The entries below should be transcribed in their entirety, exactly as written.

• [DATA PROVIDED]:
::::
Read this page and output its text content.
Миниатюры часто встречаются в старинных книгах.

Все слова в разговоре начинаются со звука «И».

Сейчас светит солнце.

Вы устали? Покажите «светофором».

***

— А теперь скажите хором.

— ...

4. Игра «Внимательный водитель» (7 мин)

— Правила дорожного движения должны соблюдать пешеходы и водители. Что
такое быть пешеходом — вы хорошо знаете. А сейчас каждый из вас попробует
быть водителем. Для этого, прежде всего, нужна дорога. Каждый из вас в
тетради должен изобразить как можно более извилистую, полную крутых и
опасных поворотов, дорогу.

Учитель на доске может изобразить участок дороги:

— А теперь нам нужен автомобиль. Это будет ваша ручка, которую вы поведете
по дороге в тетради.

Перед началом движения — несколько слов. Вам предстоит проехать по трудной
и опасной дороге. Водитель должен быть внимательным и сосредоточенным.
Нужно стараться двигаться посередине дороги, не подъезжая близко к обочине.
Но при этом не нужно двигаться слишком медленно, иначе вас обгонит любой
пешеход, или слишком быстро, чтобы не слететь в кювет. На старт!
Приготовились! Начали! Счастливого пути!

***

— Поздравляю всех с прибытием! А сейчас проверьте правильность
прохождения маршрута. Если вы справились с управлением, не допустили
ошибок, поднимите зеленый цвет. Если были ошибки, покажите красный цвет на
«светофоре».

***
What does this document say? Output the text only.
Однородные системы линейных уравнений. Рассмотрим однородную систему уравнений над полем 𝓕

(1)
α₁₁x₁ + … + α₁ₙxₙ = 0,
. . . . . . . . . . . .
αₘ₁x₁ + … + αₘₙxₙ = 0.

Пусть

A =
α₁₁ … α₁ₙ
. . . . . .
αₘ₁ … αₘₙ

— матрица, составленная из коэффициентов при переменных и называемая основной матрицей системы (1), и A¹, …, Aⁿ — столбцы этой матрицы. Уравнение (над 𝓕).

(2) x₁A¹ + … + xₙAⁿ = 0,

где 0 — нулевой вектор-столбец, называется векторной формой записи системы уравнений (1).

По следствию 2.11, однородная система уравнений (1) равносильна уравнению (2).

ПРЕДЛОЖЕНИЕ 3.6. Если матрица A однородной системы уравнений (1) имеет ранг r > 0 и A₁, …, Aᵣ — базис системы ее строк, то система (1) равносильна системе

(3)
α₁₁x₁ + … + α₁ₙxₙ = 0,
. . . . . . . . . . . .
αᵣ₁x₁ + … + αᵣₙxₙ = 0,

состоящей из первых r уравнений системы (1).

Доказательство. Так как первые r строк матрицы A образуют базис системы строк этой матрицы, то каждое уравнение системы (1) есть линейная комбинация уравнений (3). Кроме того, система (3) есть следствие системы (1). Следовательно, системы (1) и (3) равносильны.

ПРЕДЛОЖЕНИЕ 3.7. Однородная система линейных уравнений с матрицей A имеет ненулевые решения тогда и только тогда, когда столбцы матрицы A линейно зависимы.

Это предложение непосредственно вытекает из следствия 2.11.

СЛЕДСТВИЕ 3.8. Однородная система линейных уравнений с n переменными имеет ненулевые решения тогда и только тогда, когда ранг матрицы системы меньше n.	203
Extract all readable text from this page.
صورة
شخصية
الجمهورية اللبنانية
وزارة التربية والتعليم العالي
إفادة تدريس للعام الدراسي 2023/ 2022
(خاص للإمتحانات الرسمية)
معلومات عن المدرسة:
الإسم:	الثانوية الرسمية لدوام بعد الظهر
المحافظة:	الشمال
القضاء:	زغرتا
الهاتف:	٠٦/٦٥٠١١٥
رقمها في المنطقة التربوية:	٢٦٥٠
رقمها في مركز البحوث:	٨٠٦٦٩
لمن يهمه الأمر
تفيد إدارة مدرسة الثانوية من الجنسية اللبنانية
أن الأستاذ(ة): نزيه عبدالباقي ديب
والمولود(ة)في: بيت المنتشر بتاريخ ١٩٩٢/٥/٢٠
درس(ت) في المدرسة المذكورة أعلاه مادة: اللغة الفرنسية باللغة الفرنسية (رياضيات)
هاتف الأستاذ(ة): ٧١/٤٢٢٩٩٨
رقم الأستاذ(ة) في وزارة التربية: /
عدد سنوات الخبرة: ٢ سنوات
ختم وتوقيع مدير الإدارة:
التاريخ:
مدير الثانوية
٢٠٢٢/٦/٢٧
::::
• [RESPONSE TO THE TASK]:
Read this page and output its text content.
Миниатюры часто встречаются в старинных книгах.

Все слова в разговоре начинаются со звука «И».

Сейчас светит солнце.

Вы устали? Покажите «светофором».

***

— А теперь скажите хором.

— ...

4. Игра «Внимательный водитель» (7 мин)

— Правила дорожного движения должны соблюдать пешеходы и водители. Что
такое быть пешеходом — вы хорошо знаете. А сейчас каждый из вас попробует
быть водителем. Для этого, прежде всего, нужна дорога. Каждый из вас в
тетради должен изобразить как можно более извилистую, полную крутых и
опасных поворотов, дорогу.

Учитель на доске может изобразить участок дороги:

— А теперь нам нужен автомобиль. Это будет ваша ручка, которую вы поведете
по дороге в тетради.

Перед началом движения — несколько слов. Вам предстоит проехать по трудной
и опасной дороге. Водитель должен быть внимательным и сосредоточенным.
Нужно стараться двигаться посередине дороги, не подъезжая близко к обочине.
Но при этом не нужно двигаться слишком медленно, иначе вас обгонит любой
пешеход, или слишком быстро, чтобы не слететь в кювет. На старт!
Приготовились! Начали! Счастливого пути!

***

— Поздравляю всех с прибытием! А сейчас проверьте правильность
прохождения маршрута. Если вы справились с управлением, не допустили
ошибок, поднимите зеленый цвет. Если были ошибки, покажите красный цвет на
«светофоре».

***
What does this document say? Output the text only.
Однородные системы линейных уравнений. Рассмотрим однородную систему уравнений над полем 𝓕

(1)
α₁₁x₁ + … + α₁ₙxₙ = 0,
. . . . . . . . . . . .
αₘ₁x₁ + … + αₘₙxₙ = 0.

Пусть

A =
α₁₁ … α₁ₙ
. . . . . .
αₘ₁ … αₘₙ

— матрица, составленная из коэффициентов при переменных и называемая основной матрицей системы (1), и A¹, …, Aⁿ — столбцы этой матрицы. Уравнение (над 𝓕).

(2) x₁A¹ + … + xₙAⁿ = 0,

где 0 — нулевой вектор-столбец, называется векторной формой записи системы уравнений (1).

По следствию 2.11, однородная система уравнений (1) равносильна уравнению (2).

ПРЕДЛОЖЕНИЕ 3.6. Если матрица A однородной системы уравнений (1) имеет ранг r > 0 и A₁, …, Aᵣ — базис системы ее строк, то система (1) равносильна системе

(3)
α₁₁x₁ + … + α₁ₙxₙ = 0,
. . . . . . . . . . . .
αᵣ₁x₁ + … + αᵣₙxₙ = 0,

состоящей из первых r уравнений системы (1).

Доказательство. Так как первые r строк матрицы A образуют базис системы строк этой матрицы, то каждое уравнение системы (1) есть линейная комбинация уравнений (3). Кроме того, система (3) есть следствие системы (1). Следовательно, системы (1) и (3) равносильны.

ПРЕДЛОЖЕНИЕ 3.7. Однородная система линейных уравнений с матрицей A имеет ненулевые решения тогда и только тогда, когда столбцы матрицы A линейно зависимы.

Это предложение непосредственно вытекает из следствия 2.11.

СЛЕДСТВИЕ 3.8. Однородная система линейных уравнений с n переменными имеет ненулевые решения тогда и только тогда, когда ранг матрицы системы меньше n.	203
Extract all readable text from this page.
صورة
شخصية
الجمهورية اللبنانية
وزارة التربية والتعليم العالي
إفادة تدريس للعام الدراسي 2023/ 2022
(خاص للإمتحانات الرسمية)
معلومات عن المدرسة:
الإسم:	الثانوية الرسمية لدوام بعد الظهر
المحافظة:	الشمال
القضاء:	زغرتا
الهاتف:	٠٦/٦٥٠١١٥
رقمها في المنطقة التربوية:	٢٦٥٠
رقمها في مركز البحوث:	٨٠٦٦٩
لمن يهمه الأمر
تفيد إدارة مدرسة الثانوية من الجنسية اللبنانية
أن الأستاذ(ة): نزيه عبدالباقي ديب
والمولود(ة)في: بيت المنتشر بتاريخ ١٩٩٢/٥/٢٠
درس(ت) في المدرسة المذكورة أعلاه مادة: اللغة الفرنسية باللغة الفرنسية (رياضيات)
هاتف الأستاذ(ة): ٧١/٤٢٢٩٩٨
رقم الأستاذ(ة) في وزارة التربية: /
عدد سنوات الخبرة: ٢ سنوات
ختم وتوقيع مدير الإدارة:
التاريخ:
مدير الثانوية
٢٠٢٢/٦/٢٧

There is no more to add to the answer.